---------- LISTING ----------
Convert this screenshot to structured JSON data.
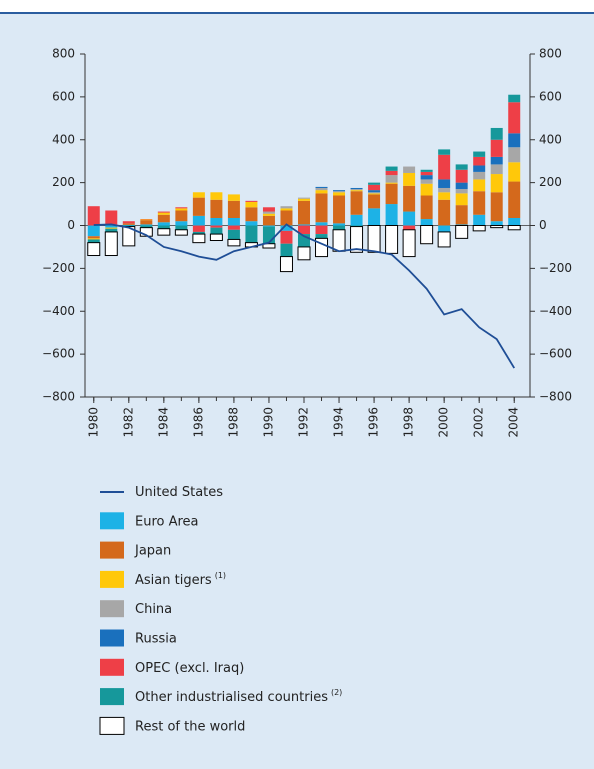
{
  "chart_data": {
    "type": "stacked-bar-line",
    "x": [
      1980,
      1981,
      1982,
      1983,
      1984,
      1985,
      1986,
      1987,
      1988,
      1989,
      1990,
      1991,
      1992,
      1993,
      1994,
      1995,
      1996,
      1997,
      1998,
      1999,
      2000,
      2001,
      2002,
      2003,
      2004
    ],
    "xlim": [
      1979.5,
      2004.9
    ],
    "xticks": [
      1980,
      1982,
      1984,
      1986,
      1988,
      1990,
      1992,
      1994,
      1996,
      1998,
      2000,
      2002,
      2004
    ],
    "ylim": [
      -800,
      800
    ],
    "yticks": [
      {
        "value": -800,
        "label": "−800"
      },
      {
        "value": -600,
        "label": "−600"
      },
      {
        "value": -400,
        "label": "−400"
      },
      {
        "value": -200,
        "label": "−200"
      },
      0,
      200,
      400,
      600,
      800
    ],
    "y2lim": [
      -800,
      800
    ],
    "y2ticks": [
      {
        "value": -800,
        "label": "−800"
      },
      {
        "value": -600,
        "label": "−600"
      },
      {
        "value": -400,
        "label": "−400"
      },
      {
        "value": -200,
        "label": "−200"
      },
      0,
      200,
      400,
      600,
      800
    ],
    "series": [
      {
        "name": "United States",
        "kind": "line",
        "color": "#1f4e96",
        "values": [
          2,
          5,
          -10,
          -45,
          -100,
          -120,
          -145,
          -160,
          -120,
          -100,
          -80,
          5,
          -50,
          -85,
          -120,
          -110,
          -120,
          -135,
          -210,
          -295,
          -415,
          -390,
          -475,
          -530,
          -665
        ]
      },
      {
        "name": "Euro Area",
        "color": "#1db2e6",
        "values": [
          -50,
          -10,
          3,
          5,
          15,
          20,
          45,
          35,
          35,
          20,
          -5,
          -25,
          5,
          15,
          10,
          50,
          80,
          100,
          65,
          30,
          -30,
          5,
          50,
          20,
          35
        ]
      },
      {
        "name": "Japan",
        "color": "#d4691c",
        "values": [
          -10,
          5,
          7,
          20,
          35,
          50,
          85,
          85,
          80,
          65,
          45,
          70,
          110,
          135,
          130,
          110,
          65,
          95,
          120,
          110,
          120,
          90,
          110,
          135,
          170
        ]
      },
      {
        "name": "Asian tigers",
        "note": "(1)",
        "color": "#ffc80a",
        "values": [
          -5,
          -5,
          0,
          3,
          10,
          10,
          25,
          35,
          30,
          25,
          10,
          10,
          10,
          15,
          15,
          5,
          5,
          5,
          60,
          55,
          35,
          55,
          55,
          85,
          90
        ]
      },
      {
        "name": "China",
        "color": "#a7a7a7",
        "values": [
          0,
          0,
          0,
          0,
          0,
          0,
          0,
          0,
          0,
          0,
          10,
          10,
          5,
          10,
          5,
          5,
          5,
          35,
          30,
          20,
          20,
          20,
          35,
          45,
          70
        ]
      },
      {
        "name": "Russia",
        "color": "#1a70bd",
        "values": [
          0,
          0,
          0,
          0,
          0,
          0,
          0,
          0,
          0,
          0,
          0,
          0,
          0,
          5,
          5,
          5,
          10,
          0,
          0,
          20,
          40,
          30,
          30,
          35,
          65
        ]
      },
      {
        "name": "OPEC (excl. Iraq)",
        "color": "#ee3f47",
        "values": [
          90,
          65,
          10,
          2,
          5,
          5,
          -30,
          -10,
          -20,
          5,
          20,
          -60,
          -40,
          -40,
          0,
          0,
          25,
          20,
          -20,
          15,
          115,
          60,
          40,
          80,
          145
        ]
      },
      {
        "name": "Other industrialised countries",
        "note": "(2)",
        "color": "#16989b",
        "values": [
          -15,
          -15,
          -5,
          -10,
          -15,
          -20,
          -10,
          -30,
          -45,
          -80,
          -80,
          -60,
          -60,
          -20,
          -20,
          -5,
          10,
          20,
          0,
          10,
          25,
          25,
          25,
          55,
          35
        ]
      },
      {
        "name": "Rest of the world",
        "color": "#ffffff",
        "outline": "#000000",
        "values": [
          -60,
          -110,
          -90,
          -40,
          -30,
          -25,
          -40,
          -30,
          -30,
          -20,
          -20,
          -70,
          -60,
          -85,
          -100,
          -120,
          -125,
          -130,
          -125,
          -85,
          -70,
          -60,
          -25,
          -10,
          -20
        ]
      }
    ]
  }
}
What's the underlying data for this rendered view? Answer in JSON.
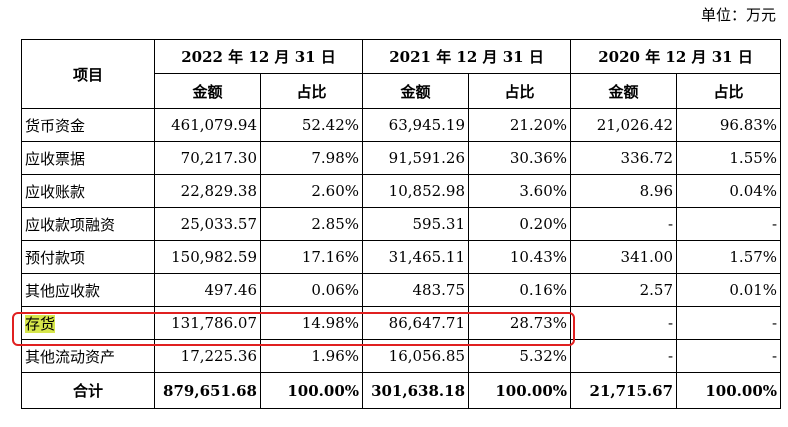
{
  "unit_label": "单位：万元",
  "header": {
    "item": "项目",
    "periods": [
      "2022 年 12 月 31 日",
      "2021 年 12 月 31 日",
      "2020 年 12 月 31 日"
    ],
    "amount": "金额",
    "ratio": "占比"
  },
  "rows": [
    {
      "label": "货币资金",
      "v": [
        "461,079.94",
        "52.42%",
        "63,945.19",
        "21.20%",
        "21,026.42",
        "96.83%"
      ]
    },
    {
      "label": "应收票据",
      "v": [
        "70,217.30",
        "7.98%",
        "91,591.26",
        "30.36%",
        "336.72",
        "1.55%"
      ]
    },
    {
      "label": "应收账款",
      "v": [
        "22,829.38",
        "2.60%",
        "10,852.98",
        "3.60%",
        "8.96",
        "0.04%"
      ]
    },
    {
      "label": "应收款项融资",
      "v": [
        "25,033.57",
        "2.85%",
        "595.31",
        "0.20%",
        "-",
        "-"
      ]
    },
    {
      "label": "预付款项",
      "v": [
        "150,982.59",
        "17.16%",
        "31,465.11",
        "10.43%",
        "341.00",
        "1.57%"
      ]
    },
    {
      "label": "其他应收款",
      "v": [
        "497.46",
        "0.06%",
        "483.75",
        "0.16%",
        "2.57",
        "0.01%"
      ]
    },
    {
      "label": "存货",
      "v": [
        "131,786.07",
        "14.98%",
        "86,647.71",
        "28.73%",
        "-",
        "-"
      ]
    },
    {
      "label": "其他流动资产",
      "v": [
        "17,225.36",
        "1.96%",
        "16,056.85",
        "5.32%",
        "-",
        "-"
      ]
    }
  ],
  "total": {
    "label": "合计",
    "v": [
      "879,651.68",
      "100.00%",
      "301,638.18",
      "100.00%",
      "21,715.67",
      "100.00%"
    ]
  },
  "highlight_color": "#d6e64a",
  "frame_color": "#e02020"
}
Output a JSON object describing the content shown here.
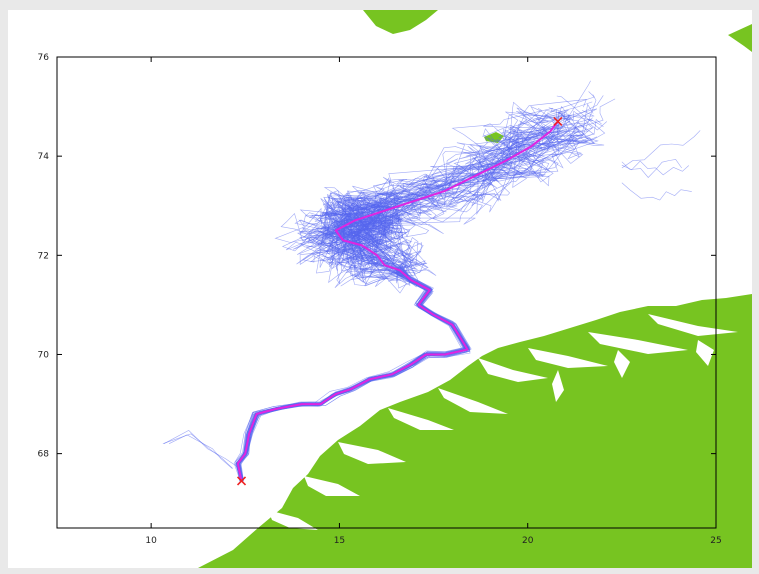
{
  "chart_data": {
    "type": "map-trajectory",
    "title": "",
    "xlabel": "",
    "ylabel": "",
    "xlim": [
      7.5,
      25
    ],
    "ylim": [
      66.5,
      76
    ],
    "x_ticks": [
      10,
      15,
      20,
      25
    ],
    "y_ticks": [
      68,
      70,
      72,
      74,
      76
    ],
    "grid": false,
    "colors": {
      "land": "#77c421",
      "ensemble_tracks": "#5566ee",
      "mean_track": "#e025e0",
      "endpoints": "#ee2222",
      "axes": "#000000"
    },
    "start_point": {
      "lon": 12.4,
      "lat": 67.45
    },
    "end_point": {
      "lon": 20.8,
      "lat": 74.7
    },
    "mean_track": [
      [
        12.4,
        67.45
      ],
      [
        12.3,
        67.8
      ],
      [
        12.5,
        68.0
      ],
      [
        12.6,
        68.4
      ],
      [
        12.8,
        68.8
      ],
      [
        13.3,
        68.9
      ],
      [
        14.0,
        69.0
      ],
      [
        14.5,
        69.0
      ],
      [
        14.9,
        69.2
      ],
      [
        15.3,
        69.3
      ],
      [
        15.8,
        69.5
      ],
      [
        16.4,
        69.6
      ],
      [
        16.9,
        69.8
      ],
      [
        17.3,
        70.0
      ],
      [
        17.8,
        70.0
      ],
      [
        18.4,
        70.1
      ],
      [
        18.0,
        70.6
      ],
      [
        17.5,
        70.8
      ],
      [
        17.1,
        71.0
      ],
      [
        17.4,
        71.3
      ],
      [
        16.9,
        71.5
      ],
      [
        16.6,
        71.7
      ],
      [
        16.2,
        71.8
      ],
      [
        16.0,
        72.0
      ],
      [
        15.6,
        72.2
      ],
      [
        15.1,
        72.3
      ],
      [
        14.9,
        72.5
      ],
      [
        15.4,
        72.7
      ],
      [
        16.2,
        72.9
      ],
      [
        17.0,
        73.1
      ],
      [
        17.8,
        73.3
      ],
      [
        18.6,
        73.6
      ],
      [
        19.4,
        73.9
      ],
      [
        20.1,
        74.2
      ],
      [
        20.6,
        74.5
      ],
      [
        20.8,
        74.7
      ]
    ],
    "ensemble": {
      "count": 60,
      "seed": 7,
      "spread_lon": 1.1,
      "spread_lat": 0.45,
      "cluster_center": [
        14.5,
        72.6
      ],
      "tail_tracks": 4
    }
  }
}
----------
**WHAT YOU ARE ASKED TO DO**
List every line above that contains the word "this".

**FINISHED TASK**
Convert this screenshot to structured JSON data.
What's the underlying data for this rendered view? Answer in JSON.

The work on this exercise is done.